**Given request:** All lines in the data bearing the string "bridges" should be identified and copied.

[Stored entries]
· · ·
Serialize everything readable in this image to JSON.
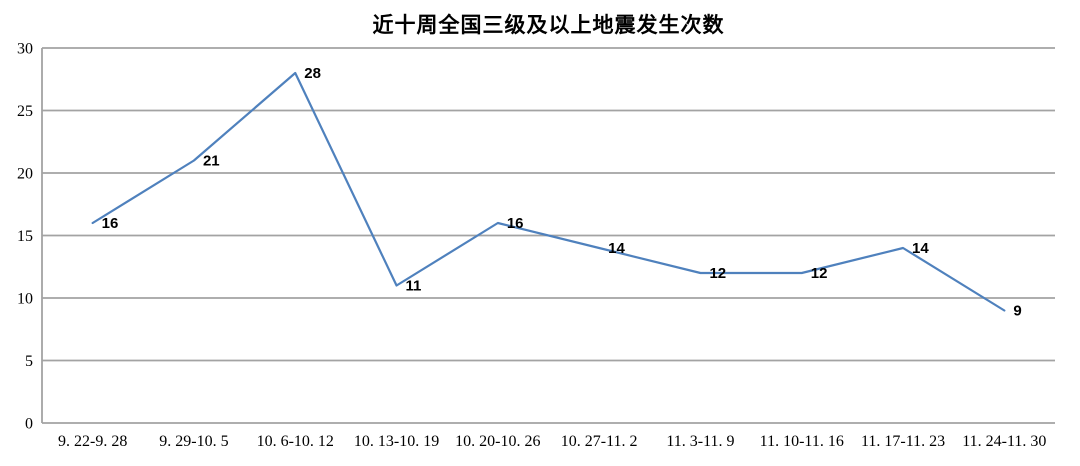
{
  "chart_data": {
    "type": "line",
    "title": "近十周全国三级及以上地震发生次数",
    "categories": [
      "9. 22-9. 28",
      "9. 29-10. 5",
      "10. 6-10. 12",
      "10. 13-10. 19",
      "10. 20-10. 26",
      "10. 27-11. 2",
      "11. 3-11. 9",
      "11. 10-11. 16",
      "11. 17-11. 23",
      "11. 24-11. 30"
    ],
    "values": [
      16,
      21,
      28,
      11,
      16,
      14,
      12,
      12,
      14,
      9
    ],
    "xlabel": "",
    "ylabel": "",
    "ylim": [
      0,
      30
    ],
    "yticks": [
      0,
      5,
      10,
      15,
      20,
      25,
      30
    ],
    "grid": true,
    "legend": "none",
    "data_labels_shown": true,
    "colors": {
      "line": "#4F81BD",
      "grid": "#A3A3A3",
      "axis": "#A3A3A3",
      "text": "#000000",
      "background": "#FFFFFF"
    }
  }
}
· · ·
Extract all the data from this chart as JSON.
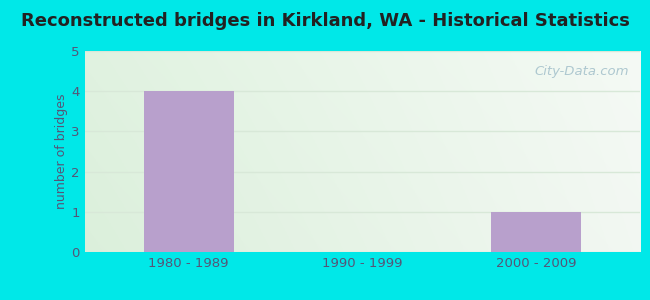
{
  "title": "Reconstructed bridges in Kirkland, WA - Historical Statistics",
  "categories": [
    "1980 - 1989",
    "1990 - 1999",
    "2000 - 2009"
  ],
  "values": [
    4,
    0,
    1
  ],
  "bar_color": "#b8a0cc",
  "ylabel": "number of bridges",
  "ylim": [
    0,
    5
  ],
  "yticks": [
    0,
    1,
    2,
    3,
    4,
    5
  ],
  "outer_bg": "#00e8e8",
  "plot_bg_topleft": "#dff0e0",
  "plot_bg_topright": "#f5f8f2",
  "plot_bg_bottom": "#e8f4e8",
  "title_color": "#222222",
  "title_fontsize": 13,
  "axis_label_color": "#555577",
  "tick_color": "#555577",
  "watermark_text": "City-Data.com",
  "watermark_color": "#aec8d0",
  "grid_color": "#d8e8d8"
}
· · ·
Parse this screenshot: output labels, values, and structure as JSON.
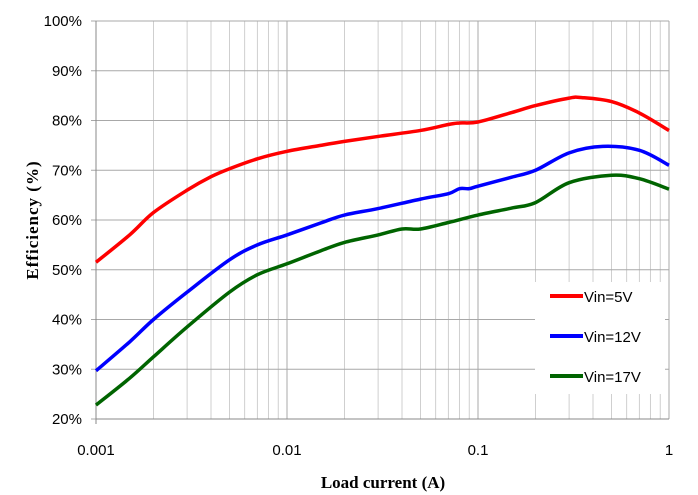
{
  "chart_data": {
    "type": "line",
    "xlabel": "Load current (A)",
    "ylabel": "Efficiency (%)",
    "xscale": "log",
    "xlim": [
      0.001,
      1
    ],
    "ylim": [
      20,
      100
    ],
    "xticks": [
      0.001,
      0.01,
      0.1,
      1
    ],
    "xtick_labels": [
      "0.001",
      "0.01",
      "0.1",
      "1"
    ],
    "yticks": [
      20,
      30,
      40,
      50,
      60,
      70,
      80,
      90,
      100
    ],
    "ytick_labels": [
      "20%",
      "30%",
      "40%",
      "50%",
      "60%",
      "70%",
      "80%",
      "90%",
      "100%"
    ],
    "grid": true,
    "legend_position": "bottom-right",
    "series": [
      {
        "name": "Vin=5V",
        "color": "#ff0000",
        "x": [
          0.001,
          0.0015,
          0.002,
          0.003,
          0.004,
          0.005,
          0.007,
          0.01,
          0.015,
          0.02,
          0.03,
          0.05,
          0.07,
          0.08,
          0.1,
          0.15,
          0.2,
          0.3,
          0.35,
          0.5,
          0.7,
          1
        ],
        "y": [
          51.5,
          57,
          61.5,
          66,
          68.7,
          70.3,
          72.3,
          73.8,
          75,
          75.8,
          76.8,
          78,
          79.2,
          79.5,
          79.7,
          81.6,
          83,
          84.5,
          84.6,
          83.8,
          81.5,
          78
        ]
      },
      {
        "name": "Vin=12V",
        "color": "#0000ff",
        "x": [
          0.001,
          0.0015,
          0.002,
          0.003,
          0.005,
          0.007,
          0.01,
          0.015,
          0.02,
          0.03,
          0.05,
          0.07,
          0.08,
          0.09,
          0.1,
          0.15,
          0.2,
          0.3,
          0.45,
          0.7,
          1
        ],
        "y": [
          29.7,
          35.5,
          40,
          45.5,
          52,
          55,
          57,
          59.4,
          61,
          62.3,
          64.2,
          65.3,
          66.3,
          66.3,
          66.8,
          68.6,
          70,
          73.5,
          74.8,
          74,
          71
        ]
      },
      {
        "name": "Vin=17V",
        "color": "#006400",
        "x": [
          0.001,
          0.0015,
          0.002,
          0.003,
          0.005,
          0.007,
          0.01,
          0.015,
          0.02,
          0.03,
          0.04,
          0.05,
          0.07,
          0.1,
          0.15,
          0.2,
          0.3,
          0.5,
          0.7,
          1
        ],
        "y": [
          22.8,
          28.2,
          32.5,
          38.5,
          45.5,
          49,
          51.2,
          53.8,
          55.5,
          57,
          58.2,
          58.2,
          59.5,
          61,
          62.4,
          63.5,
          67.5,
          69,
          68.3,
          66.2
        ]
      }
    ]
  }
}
· · ·
**Complete answer:**
  "title": "Reconstructed bridges in Kirkland, WA - Historical Statistics",
  "ylabel": "number of bridges",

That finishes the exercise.